SEITENAUSZUG
+===+

Interview mit Christian Lange
Was tun beim Streit um Bonus und Leistungsbeurteilungen?
Zu den Schwerpunkten beim Juristischen Service des VAA gehören Rechtsanfragen und gerichtliche Auseinandersetzungen zu Boni und Leistungsbeurteilungen. Vor dem Hintergrund, dass der Bonus ein beachtlicher Anteil des Jahreseinkommens ist und gerade persönliche Beurteilungen auch eine persönliche Betroffenheit nach sich ziehen, verwundert die Vielzahl der Konflikte zu diesem Thema nicht. Die Rechtsprechung hat in den letzten Jahren einige sehr interessante Entscheidungen getroffen, die zumindest für die eine oder andere Konstellation in diesem konfliktträchtigen Feld für Klarheit sorgen. Über diese aktuellen Entwicklungen hat das VAA Magazin mit dem VAA-Juristen Christian Lange gesprochen.
VAA Magazin: In den Unternehmen werden Bonussysteme genutzt, um einen Anreiz für Leistungen und somit eine Belohnung für gute Performance zu schaffen. Gilt dieser Grundsatz in der Praxis?

+===+

(Datensätze zu Elementgrenzen)
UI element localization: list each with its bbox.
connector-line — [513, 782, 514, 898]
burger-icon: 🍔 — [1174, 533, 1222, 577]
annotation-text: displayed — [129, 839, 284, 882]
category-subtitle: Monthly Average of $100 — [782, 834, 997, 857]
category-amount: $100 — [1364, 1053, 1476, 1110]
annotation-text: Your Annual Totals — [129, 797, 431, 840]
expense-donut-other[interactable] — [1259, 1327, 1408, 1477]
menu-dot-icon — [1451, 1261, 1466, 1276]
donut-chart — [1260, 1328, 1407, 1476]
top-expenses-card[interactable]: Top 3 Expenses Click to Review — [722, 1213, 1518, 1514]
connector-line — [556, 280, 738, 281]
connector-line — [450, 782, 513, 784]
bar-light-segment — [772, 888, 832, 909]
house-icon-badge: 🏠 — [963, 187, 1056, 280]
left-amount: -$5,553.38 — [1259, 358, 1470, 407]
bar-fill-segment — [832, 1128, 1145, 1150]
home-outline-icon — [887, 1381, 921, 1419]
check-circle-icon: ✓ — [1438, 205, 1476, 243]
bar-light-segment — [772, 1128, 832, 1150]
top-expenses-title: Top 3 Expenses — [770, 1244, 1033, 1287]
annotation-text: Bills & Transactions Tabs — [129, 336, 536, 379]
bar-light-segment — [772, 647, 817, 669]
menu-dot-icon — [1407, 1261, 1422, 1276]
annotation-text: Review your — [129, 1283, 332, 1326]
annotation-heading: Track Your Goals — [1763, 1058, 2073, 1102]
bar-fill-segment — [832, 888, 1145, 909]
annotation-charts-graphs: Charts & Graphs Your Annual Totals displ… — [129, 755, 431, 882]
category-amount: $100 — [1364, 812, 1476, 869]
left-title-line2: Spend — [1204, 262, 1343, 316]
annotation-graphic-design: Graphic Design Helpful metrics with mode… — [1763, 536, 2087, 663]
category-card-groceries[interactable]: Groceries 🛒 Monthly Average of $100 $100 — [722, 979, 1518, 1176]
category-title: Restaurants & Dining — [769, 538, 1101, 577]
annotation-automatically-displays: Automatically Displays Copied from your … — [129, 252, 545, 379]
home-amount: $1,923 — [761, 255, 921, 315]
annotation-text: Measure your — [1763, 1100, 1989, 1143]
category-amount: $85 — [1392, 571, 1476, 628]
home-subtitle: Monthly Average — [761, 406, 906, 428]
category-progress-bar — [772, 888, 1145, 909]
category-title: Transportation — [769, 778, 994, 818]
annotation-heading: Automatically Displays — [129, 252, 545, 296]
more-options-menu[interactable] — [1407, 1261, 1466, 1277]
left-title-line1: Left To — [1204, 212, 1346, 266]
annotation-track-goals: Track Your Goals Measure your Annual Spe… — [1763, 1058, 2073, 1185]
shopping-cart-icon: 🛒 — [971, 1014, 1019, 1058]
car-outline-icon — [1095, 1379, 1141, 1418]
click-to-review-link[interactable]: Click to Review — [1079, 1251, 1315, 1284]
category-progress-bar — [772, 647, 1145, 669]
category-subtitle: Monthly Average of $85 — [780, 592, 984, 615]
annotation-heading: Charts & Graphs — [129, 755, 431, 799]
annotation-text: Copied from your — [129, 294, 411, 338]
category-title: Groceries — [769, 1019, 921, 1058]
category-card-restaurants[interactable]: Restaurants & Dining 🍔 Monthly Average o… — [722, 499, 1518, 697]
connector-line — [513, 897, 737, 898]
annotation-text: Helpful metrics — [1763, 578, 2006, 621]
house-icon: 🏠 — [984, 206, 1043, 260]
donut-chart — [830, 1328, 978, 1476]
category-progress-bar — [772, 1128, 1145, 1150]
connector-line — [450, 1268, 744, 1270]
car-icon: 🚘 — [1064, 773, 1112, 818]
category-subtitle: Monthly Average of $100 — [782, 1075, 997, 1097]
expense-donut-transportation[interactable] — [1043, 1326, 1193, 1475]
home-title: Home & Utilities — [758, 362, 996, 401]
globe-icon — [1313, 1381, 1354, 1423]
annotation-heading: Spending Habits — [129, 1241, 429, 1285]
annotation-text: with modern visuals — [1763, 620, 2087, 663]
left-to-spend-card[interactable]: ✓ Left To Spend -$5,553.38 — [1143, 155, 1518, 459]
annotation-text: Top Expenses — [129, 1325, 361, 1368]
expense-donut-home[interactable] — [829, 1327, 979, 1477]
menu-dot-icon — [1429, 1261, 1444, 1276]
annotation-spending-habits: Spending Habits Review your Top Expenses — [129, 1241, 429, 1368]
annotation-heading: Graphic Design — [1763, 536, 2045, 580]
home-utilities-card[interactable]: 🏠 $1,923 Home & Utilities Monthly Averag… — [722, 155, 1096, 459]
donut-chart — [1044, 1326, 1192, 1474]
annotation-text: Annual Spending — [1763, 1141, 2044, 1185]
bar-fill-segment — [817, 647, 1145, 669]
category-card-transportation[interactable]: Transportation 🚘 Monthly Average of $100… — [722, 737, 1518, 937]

+===+

GESTELLTE AUFGABE
Gib aus dem Interview über Bonus und Leistungsbeurteilungen den Abschnitt wörtlich zurück, der mit „Interview mit Christian“ beginnt und bis einschließlich „Christian Lange gesprochen.“ reicht.

RICHTIGES ERGEBNIS
Interview mit Christian Lange
Was tun beim Streit um Bonus und Leistungsbeurteilungen?
Zu den Schwerpunkten beim Juristischen Service des VAA gehören Rechtsanfragen und gerichtliche Auseinandersetzungen zu Boni und Leistungsbeurteilungen. Vor dem Hintergrund, dass der Bonus ein beachtlicher Anteil des Jahreseinkommens ist und gerade persönliche Beurteilungen auch eine persönliche Betroffenheit nach sich ziehen, verwundert die Vielzahl der Konflikte zu diesem Thema nicht. Die Rechtsprechung hat in den letzten Jahren einige sehr interessante Entscheidungen getroffen, die zumindest für die eine oder andere Konstellation in diesem konfliktträchtigen Feld für Klarheit sorgen. Über diese aktuellen Entwicklungen hat das VAA Magazin mit dem VAA-Juristen Christian Lange gesprochen.